Materials provided>

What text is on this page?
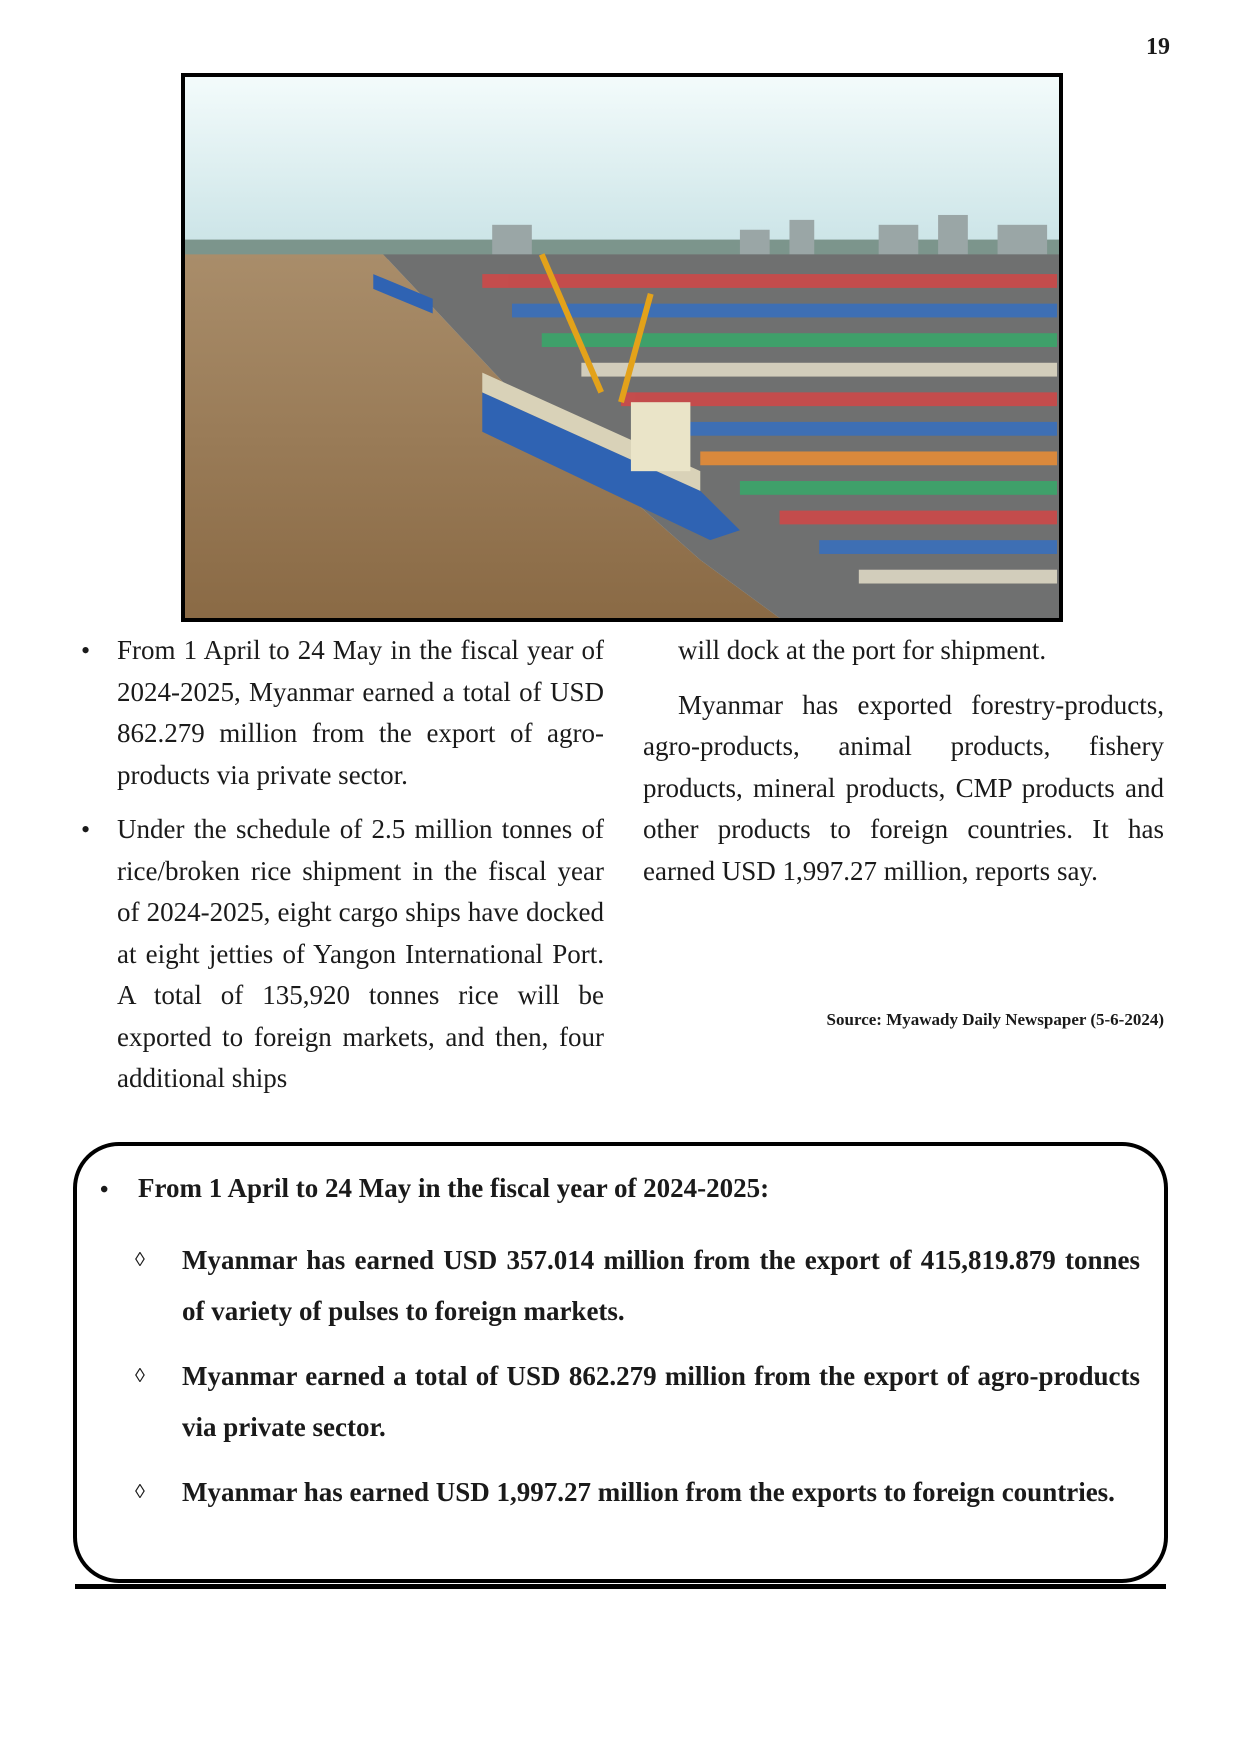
19
• From 1 April to 24 May in the fiscal year of 2024-2025, Myanmar earned a total of USD 862.279 million from the export of agro-products via private sector.
• Under the schedule of 2.5 million tonnes of rice/broken rice shipment in the fiscal year of 2024-2025, eight cargo ships have docked at eight jetties of Yangon International Port. A total of 135,920 tonnes rice will be exported to foreign markets, and then, four additional ships

will dock at the port for shipment.

Myanmar has exported forestry-products, agro-products, animal products, fishery products, mineral products, CMP products and other products to foreign countries. It has earned USD 1,997.27 million, reports say.

Source: Myawady Daily Newspaper (5-6-2024)
• From 1 April to 24 May in the fiscal year of 2024-2025:
◊ Myanmar has earned USD 357.014 million from the export of 415,819.879 tonnes of variety of pulses to foreign markets.
◊ Myanmar earned a total of USD 862.279 million from the export of agro-products via private sector.
◊ Myanmar has earned USD 1,997.27 million from the exports to foreign countries.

Written problem> Count how many lines hold the string "earned" and give that number alone.

Result of this exercise> 5